Retype every entry in its entirety, without alteration.
+-------+
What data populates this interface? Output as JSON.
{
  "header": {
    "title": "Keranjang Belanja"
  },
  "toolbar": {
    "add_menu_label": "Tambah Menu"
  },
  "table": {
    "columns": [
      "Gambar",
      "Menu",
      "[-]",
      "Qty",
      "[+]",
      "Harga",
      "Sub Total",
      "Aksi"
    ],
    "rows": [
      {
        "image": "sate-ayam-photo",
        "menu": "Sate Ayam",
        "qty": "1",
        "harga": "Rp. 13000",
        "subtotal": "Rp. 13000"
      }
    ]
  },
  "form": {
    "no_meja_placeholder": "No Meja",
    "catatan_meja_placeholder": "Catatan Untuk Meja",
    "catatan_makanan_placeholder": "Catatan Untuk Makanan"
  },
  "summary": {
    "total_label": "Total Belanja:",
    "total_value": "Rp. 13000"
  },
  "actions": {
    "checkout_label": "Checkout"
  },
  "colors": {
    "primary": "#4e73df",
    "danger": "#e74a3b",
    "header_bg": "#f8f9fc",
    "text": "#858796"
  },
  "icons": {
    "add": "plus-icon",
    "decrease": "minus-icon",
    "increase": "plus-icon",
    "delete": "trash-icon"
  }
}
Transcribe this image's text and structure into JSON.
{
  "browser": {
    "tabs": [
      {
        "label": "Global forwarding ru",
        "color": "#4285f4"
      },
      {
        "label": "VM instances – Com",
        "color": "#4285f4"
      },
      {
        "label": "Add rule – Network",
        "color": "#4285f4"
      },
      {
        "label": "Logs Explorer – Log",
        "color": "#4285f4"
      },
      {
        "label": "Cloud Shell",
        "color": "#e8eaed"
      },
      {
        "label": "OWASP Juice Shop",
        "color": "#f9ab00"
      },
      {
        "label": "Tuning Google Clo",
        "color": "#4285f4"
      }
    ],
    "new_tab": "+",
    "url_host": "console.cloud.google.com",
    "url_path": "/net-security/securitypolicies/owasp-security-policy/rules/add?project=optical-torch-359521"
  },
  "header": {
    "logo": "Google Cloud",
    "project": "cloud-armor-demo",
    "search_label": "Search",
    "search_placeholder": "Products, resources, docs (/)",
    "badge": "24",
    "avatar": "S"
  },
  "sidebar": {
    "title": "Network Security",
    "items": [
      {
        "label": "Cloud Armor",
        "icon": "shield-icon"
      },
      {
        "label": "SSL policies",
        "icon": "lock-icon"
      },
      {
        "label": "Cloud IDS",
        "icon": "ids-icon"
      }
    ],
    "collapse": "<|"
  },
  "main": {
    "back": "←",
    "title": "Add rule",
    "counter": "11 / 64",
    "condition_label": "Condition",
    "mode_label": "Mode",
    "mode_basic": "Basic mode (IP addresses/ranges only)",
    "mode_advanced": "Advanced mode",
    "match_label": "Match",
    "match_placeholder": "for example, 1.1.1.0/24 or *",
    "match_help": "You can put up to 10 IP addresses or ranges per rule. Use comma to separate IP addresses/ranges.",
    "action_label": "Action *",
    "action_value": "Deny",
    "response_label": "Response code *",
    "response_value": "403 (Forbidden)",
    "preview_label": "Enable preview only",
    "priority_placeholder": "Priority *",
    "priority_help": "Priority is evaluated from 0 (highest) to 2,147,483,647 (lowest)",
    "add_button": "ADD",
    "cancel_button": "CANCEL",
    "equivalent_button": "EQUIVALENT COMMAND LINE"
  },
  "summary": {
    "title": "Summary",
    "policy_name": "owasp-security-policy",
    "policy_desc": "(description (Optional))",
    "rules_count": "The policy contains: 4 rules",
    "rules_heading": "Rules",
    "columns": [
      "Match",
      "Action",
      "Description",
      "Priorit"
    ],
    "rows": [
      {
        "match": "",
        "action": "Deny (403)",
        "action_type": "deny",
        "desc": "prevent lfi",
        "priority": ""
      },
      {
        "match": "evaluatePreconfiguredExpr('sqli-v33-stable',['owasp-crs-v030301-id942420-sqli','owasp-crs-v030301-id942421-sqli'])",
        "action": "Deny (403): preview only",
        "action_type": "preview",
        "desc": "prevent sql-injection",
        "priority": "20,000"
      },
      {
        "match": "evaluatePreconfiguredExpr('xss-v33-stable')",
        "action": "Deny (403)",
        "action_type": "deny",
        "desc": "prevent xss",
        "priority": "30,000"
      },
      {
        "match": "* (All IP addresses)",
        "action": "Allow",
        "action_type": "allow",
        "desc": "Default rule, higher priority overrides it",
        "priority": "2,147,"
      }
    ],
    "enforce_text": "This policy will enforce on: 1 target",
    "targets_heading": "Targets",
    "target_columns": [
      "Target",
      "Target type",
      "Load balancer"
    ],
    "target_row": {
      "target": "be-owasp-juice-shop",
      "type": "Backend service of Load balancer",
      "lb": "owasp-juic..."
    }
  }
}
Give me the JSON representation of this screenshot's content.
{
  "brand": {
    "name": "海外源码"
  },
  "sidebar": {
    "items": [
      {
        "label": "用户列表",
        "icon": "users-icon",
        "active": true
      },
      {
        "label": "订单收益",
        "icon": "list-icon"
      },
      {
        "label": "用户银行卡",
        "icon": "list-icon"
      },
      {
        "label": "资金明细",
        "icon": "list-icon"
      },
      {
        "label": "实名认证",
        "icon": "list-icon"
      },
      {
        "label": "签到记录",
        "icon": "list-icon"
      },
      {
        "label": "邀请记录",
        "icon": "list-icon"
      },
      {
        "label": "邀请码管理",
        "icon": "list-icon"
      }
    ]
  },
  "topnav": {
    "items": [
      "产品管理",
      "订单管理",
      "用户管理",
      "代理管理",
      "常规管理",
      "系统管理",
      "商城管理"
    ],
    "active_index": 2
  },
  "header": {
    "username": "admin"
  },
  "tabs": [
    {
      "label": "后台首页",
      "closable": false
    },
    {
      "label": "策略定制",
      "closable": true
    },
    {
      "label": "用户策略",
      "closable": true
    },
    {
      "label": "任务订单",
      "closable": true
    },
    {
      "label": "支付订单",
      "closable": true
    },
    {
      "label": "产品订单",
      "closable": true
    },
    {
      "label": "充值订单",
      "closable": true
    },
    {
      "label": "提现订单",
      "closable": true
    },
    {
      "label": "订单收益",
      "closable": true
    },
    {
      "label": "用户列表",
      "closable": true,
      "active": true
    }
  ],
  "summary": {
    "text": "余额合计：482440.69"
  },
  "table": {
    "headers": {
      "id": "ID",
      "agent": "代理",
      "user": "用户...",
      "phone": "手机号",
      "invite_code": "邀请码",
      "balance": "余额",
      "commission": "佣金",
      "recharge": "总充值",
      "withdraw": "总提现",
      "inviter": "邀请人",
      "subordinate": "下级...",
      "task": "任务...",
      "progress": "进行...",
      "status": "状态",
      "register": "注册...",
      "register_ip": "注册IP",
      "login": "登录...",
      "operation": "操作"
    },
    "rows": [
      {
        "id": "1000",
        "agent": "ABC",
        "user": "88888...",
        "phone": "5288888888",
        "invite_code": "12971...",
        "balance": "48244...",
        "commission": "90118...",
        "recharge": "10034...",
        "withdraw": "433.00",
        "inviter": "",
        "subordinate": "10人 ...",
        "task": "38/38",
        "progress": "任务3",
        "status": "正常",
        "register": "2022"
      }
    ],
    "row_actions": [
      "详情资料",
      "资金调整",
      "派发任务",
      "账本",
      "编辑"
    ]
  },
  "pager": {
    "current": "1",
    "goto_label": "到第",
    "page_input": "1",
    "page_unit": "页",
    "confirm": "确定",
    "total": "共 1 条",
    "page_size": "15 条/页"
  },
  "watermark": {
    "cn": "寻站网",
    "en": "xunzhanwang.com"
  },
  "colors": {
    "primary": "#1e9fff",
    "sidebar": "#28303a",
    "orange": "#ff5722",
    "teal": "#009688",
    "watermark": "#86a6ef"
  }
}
+-------+
> Result:
What data populates this interface? Output as JSON.
{
  "header": {
    "title": "Keranjang Belanja"
  },
  "toolbar": {
    "add_menu_label": "Tambah Menu"
  },
  "table": {
    "columns": [
      "Gambar",
      "Menu",
      "[-]",
      "Qty",
      "[+]",
      "Harga",
      "Sub Total",
      "Aksi"
    ],
    "rows": [
      {
        "image": "sate-ayam-photo",
        "menu": "Sate Ayam",
        "qty": "1",
        "harga": "Rp. 13000",
        "subtotal": "Rp. 13000"
      }
    ]
  },
  "form": {
    "no_meja_placeholder": "No Meja",
    "catatan_meja_placeholder": "Catatan Untuk Meja",
    "catatan_makanan_placeholder": "Catatan Untuk Makanan"
  },
  "summary": {
    "total_label": "Total Belanja:",
    "total_value": "Rp. 13000"
  },
  "actions": {
    "checkout_label": "Checkout"
  },
  "colors": {
    "primary": "#4e73df",
    "danger": "#e74a3b",
    "header_bg": "#f8f9fc",
    "text": "#858796"
  },
  "icons": {
    "add": "plus-icon",
    "decrease": "minus-icon",
    "increase": "plus-icon",
    "delete": "trash-icon"
  }
}
Transcribe this image's text and structure into JSON.
{
  "browser": {
    "tabs": [
      {
        "label": "Global forwarding ru",
        "color": "#4285f4"
      },
      {
        "label": "VM instances – Com",
        "color": "#4285f4"
      },
      {
        "label": "Add rule – Network",
        "color": "#4285f4"
      },
      {
        "label": "Logs Explorer – Log",
        "color": "#4285f4"
      },
      {
        "label": "Cloud Shell",
        "color": "#e8eaed"
      },
      {
        "label": "OWASP Juice Shop",
        "color": "#f9ab00"
      },
      {
        "label": "Tuning Google Clo",
        "color": "#4285f4"
      }
    ],
    "new_tab": "+",
    "url_host": "console.cloud.google.com",
    "url_path": "/net-security/securitypolicies/owasp-security-policy/rules/add?project=optical-torch-359521"
  },
  "header": {
    "logo": "Google Cloud",
    "project": "cloud-armor-demo",
    "search_label": "Search",
    "search_placeholder": "Products, resources, docs (/)",
    "badge": "24",
    "avatar": "S"
  },
  "sidebar": {
    "title": "Network Security",
    "items": [
      {
        "label": "Cloud Armor",
        "icon": "shield-icon"
      },
      {
        "label": "SSL policies",
        "icon": "lock-icon"
      },
      {
        "label": "Cloud IDS",
        "icon": "ids-icon"
      }
    ],
    "collapse": "<|"
  },
  "main": {
    "back": "←",
    "title": "Add rule",
    "counter": "11 / 64",
    "condition_label": "Condition",
    "mode_label": "Mode",
    "mode_basic": "Basic mode (IP addresses/ranges only)",
    "mode_advanced": "Advanced mode",
    "match_label": "Match",
    "match_placeholder": "for example, 1.1.1.0/24 or *",
    "match_help": "You can put up to 10 IP addresses or ranges per rule. Use comma to separate IP addresses/ranges.",
    "action_label": "Action *",
    "action_value": "Deny",
    "response_label": "Response code *",
    "response_value": "403 (Forbidden)",
    "preview_label": "Enable preview only",
    "priority_placeholder": "Priority *",
    "priority_help": "Priority is evaluated from 0 (highest) to 2,147,483,647 (lowest)",
    "add_button": "ADD",
    "cancel_button": "CANCEL",
    "equivalent_button": "EQUIVALENT COMMAND LINE"
  },
  "summary": {
    "title": "Summary",
    "policy_name": "owasp-security-policy",
    "policy_desc": "(description (Optional))",
    "rules_count": "The policy contains: 4 rules",
    "rules_heading": "Rules",
    "columns": [
      "Match",
      "Action",
      "Description",
      "Priorit"
    ],
    "rows": [
      {
        "match": "",
        "action": "Deny (403)",
        "action_type": "deny",
        "desc": "prevent lfi",
        "priority": ""
      },
      {
        "match": "evaluatePreconfiguredExpr('sqli-v33-stable',['owasp-crs-v030301-id942420-sqli','owasp-crs-v030301-id942421-sqli'])",
        "action": "Deny (403): preview only",
        "action_type": "preview",
        "desc": "prevent sql-injection",
        "priority": "20,000"
      },
      {
        "match": "evaluatePreconfiguredExpr('xss-v33-stable')",
        "action": "Deny (403)",
        "action_type": "deny",
        "desc": "prevent xss",
        "priority": "30,000"
      },
      {
        "match": "* (All IP addresses)",
        "action": "Allow",
        "action_type": "allow",
        "desc": "Default rule, higher priority overrides it",
        "priority": "2,147,"
      }
    ],
    "enforce_text": "This policy will enforce on: 1 target",
    "targets_heading": "Targets",
    "target_columns": [
      "Target",
      "Target type",
      "Load balancer"
    ],
    "target_row": {
      "target": "be-owasp-juice-shop",
      "type": "Backend service of Load balancer",
      "lb": "owasp-juic..."
    }
  }
}
Give me the JSON representation of this screenshot's content.
{
  "brand": {
    "name": "海外源码"
  },
  "sidebar": {
    "items": [
      {
        "label": "用户列表",
        "icon": "users-icon",
        "active": true
      },
      {
        "label": "订单收益",
        "icon": "list-icon"
      },
      {
        "label": "用户银行卡",
        "icon": "list-icon"
      },
      {
        "label": "资金明细",
        "icon": "list-icon"
      },
      {
        "label": "实名认证",
        "icon": "list-icon"
      },
      {
        "label": "签到记录",
        "icon": "list-icon"
      },
      {
        "label": "邀请记录",
        "icon": "list-icon"
      },
      {
        "label": "邀请码管理",
        "icon": "list-icon"
      }
    ]
  },
  "topnav": {
    "items": [
      "产品管理",
      "订单管理",
      "用户管理",
      "代理管理",
      "常规管理",
      "系统管理",
      "商城管理"
    ],
    "active_index": 2
  },
  "header": {
    "username": "admin"
  },
  "tabs": [
    {
      "label": "后台首页",
      "closable": false
    },
    {
      "label": "策略定制",
      "closable": true
    },
    {
      "label": "用户策略",
      "closable": true
    },
    {
      "label": "任务订单",
      "closable": true
    },
    {
      "label": "支付订单",
      "closable": true
    },
    {
      "label": "产品订单",
      "closable": true
    },
    {
      "label": "充值订单",
      "closable": true
    },
    {
      "label": "提现订单",
      "closable": true
    },
    {
      "label": "订单收益",
      "closable": true
    },
    {
      "label": "用户列表",
      "closable": true,
      "active": true
    }
  ],
  "summary": {
    "text": "余额合计：482440.69"
  },
  "table": {
    "headers": {
      "id": "ID",
      "agent": "代理",
      "user": "用户...",
      "phone": "手机号",
      "invite_code": "邀请码",
      "balance": "余额",
      "commission": "佣金",
      "recharge": "总充值",
      "withdraw": "总提现",
      "inviter": "邀请人",
      "subordinate": "下级...",
      "task": "任务...",
      "progress": "进行...",
      "status": "状态",
      "register": "注册...",
      "register_ip": "注册IP",
      "login": "登录...",
      "operation": "操作"
    },
    "rows": [
      {
        "id": "1000",
        "agent": "ABC",
        "user": "88888...",
        "phone": "5288888888",
        "invite_code": "12971...",
        "balance": "48244...",
        "commission": "90118...",
        "recharge": "10034...",
        "withdraw": "433.00",
        "inviter": "",
        "subordinate": "10人 ...",
        "task": "38/38",
        "progress": "任务3",
        "status": "正常",
        "register": "2022"
      }
    ],
    "row_actions": [
      "详情资料",
      "资金调整",
      "派发任务",
      "账本",
      "编辑"
    ]
  },
  "pager": {
    "current": "1",
    "goto_label": "到第",
    "page_input": "1",
    "page_unit": "页",
    "confirm": "确定",
    "total": "共 1 条",
    "page_size": "15 条/页"
  },
  "watermark": {
    "cn": "寻站网",
    "en": "xunzhanwang.com"
  },
  "colors": {
    "primary": "#1e9fff",
    "sidebar": "#28303a",
    "orange": "#ff5722",
    "teal": "#009688",
    "watermark": "#86a6ef"
  }
}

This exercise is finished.